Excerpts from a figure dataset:
((
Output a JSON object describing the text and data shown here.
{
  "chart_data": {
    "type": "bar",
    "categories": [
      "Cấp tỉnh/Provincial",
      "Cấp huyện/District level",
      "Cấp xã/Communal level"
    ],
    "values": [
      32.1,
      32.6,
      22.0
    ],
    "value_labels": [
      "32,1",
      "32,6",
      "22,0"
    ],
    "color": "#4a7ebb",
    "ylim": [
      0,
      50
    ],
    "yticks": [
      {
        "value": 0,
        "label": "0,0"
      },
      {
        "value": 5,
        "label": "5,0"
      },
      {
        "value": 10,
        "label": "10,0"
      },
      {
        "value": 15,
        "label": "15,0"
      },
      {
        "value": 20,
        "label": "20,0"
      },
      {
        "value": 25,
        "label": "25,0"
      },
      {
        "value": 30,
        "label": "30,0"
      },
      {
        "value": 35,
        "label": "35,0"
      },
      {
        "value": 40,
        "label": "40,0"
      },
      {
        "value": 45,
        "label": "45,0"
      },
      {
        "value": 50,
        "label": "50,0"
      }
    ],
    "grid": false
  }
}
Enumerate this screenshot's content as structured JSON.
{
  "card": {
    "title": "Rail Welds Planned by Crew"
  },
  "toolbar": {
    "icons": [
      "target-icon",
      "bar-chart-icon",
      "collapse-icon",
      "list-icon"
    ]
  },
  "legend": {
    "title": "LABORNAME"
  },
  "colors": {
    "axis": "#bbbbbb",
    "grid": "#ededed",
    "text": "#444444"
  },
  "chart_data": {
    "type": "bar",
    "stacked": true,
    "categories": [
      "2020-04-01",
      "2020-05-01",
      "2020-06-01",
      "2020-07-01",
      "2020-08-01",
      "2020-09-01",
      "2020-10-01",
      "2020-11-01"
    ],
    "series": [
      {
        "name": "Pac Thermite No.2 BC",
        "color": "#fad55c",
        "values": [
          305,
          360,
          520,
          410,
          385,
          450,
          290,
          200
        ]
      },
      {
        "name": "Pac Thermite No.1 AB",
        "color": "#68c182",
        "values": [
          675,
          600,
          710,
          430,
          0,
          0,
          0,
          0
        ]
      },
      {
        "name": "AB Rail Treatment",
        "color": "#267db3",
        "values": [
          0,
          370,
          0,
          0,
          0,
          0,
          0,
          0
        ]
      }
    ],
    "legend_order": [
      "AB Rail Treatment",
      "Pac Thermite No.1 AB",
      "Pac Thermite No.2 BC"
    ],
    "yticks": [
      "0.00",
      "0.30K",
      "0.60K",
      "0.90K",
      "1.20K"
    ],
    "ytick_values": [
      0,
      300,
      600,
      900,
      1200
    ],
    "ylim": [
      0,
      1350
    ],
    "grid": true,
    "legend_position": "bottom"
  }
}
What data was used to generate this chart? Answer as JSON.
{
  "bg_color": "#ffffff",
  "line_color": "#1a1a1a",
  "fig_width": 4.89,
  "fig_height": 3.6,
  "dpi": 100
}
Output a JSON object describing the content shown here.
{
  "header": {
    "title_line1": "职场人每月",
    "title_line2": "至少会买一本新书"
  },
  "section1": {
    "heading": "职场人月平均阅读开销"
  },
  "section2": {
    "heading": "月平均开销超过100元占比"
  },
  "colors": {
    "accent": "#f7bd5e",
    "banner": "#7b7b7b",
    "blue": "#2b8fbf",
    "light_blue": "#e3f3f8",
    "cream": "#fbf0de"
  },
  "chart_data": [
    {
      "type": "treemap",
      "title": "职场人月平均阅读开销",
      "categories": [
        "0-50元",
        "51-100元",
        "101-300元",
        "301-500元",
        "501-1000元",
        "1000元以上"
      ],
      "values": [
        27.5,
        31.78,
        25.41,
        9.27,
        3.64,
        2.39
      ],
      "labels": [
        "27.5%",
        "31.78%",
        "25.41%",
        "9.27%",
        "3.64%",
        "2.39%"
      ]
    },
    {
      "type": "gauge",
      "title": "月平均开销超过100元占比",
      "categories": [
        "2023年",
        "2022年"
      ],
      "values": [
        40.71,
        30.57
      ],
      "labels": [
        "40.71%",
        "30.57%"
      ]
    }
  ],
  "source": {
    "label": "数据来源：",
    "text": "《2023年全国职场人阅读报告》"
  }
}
))
→ **What needs to be done**
Retype the listing exactly, in full.

→ **Result for this exercise**
Output a JSON object describing the text and data shown here.
{
  "chart_data": {
    "type": "bar",
    "categories": [
      "Cấp tỉnh/Provincial",
      "Cấp huyện/District level",
      "Cấp xã/Communal level"
    ],
    "values": [
      32.1,
      32.6,
      22.0
    ],
    "value_labels": [
      "32,1",
      "32,6",
      "22,0"
    ],
    "color": "#4a7ebb",
    "ylim": [
      0,
      50
    ],
    "yticks": [
      {
        "value": 0,
        "label": "0,0"
      },
      {
        "value": 5,
        "label": "5,0"
      },
      {
        "value": 10,
        "label": "10,0"
      },
      {
        "value": 15,
        "label": "15,0"
      },
      {
        "value": 20,
        "label": "20,0"
      },
      {
        "value": 25,
        "label": "25,0"
      },
      {
        "value": 30,
        "label": "30,0"
      },
      {
        "value": 35,
        "label": "35,0"
      },
      {
        "value": 40,
        "label": "40,0"
      },
      {
        "value": 45,
        "label": "45,0"
      },
      {
        "value": 50,
        "label": "50,0"
      }
    ],
    "grid": false
  }
}
Enumerate this screenshot's content as structured JSON.
{
  "card": {
    "title": "Rail Welds Planned by Crew"
  },
  "toolbar": {
    "icons": [
      "target-icon",
      "bar-chart-icon",
      "collapse-icon",
      "list-icon"
    ]
  },
  "legend": {
    "title": "LABORNAME"
  },
  "colors": {
    "axis": "#bbbbbb",
    "grid": "#ededed",
    "text": "#444444"
  },
  "chart_data": {
    "type": "bar",
    "stacked": true,
    "categories": [
      "2020-04-01",
      "2020-05-01",
      "2020-06-01",
      "2020-07-01",
      "2020-08-01",
      "2020-09-01",
      "2020-10-01",
      "2020-11-01"
    ],
    "series": [
      {
        "name": "Pac Thermite No.2 BC",
        "color": "#fad55c",
        "values": [
          305,
          360,
          520,
          410,
          385,
          450,
          290,
          200
        ]
      },
      {
        "name": "Pac Thermite No.1 AB",
        "color": "#68c182",
        "values": [
          675,
          600,
          710,
          430,
          0,
          0,
          0,
          0
        ]
      },
      {
        "name": "AB Rail Treatment",
        "color": "#267db3",
        "values": [
          0,
          370,
          0,
          0,
          0,
          0,
          0,
          0
        ]
      }
    ],
    "legend_order": [
      "AB Rail Treatment",
      "Pac Thermite No.1 AB",
      "Pac Thermite No.2 BC"
    ],
    "yticks": [
      "0.00",
      "0.30K",
      "0.60K",
      "0.90K",
      "1.20K"
    ],
    "ytick_values": [
      0,
      300,
      600,
      900,
      1200
    ],
    "ylim": [
      0,
      1350
    ],
    "grid": true,
    "legend_position": "bottom"
  }
}
What data was used to generate this chart? Answer as JSON.
{
  "bg_color": "#ffffff",
  "line_color": "#1a1a1a",
  "fig_width": 4.89,
  "fig_height": 3.6,
  "dpi": 100
}
Output a JSON object describing the content shown here.
{
  "header": {
    "title_line1": "职场人每月",
    "title_line2": "至少会买一本新书"
  },
  "section1": {
    "heading": "职场人月平均阅读开销"
  },
  "section2": {
    "heading": "月平均开销超过100元占比"
  },
  "colors": {
    "accent": "#f7bd5e",
    "banner": "#7b7b7b",
    "blue": "#2b8fbf",
    "light_blue": "#e3f3f8",
    "cream": "#fbf0de"
  },
  "chart_data": [
    {
      "type": "treemap",
      "title": "职场人月平均阅读开销",
      "categories": [
        "0-50元",
        "51-100元",
        "101-300元",
        "301-500元",
        "501-1000元",
        "1000元以上"
      ],
      "values": [
        27.5,
        31.78,
        25.41,
        9.27,
        3.64,
        2.39
      ],
      "labels": [
        "27.5%",
        "31.78%",
        "25.41%",
        "9.27%",
        "3.64%",
        "2.39%"
      ]
    },
    {
      "type": "gauge",
      "title": "月平均开销超过100元占比",
      "categories": [
        "2023年",
        "2022年"
      ],
      "values": [
        40.71,
        30.57
      ],
      "labels": [
        "40.71%",
        "30.57%"
      ]
    }
  ],
  "source": {
    "label": "数据来源：",
    "text": "《2023年全国职场人阅读报告》"
  }
}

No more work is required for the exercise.